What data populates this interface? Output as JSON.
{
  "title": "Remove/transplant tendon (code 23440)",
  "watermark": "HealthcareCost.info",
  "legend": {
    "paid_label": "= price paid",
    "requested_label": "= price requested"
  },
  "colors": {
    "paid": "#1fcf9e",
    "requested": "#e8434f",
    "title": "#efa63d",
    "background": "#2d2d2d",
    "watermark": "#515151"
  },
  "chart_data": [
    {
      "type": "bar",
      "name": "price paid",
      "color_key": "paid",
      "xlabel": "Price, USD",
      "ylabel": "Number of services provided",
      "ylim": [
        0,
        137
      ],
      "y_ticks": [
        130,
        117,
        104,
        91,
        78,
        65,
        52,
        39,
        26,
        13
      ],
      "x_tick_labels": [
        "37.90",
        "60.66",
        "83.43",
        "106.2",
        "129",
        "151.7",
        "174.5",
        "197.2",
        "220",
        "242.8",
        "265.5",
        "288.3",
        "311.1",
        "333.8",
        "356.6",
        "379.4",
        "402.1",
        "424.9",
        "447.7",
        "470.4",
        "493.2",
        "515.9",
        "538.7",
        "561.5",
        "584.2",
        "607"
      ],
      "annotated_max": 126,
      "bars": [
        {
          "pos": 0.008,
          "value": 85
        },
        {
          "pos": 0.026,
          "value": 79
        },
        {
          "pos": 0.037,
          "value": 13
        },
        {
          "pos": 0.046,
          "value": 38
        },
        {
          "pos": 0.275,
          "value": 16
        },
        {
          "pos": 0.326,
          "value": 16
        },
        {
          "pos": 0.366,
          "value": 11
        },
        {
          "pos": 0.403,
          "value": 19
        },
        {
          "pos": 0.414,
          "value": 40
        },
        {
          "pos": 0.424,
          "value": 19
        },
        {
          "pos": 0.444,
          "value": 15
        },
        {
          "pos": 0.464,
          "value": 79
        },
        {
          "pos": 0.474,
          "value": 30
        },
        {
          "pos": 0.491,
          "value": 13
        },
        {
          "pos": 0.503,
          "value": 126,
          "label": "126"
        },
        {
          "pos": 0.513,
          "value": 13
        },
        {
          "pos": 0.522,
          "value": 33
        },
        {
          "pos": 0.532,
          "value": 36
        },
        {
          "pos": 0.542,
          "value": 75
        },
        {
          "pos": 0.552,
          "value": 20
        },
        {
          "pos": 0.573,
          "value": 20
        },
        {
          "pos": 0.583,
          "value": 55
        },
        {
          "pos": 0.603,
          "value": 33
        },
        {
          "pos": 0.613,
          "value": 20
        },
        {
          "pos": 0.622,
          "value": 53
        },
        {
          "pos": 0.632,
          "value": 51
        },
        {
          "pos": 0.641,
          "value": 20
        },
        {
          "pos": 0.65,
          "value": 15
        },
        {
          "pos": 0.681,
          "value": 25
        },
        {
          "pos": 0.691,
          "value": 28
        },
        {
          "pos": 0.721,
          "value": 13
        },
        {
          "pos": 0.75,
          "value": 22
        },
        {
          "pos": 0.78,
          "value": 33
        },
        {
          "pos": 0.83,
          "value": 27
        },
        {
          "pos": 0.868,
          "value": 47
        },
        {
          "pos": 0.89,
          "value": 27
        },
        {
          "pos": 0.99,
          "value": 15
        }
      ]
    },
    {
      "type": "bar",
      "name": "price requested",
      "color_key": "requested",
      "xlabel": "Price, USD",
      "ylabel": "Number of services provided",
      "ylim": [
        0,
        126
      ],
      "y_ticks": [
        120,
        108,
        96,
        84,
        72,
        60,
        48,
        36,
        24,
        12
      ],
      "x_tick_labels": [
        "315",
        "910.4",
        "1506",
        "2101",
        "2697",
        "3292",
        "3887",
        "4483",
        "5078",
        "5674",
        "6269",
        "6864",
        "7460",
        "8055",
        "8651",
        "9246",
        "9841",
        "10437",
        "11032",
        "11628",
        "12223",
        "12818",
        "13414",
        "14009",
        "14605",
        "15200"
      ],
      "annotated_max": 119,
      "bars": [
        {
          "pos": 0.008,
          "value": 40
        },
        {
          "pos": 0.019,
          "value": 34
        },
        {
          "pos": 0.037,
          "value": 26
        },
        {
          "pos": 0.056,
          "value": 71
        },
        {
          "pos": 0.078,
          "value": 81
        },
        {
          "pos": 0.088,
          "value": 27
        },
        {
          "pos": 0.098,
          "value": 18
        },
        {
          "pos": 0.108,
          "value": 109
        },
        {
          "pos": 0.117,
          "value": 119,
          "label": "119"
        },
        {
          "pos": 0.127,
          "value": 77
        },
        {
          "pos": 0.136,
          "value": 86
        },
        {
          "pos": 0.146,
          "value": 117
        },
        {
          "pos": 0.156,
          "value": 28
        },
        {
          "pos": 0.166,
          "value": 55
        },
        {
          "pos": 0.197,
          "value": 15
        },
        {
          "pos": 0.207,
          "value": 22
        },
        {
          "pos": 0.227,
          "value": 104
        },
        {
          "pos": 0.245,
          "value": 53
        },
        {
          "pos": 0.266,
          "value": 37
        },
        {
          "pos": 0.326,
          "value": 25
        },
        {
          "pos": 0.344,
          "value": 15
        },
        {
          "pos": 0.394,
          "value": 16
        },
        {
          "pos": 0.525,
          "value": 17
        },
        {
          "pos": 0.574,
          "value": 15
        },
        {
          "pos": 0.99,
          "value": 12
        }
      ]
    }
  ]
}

------------------------------------

▶ **Written task**:
Look through the entries above and list every line containing "paid".

▶ **Answer to the task**:
    "paid_label": "= price paid",
    "paid": "#1fcf9e",
      "name": "price paid",
      "color_key": "paid",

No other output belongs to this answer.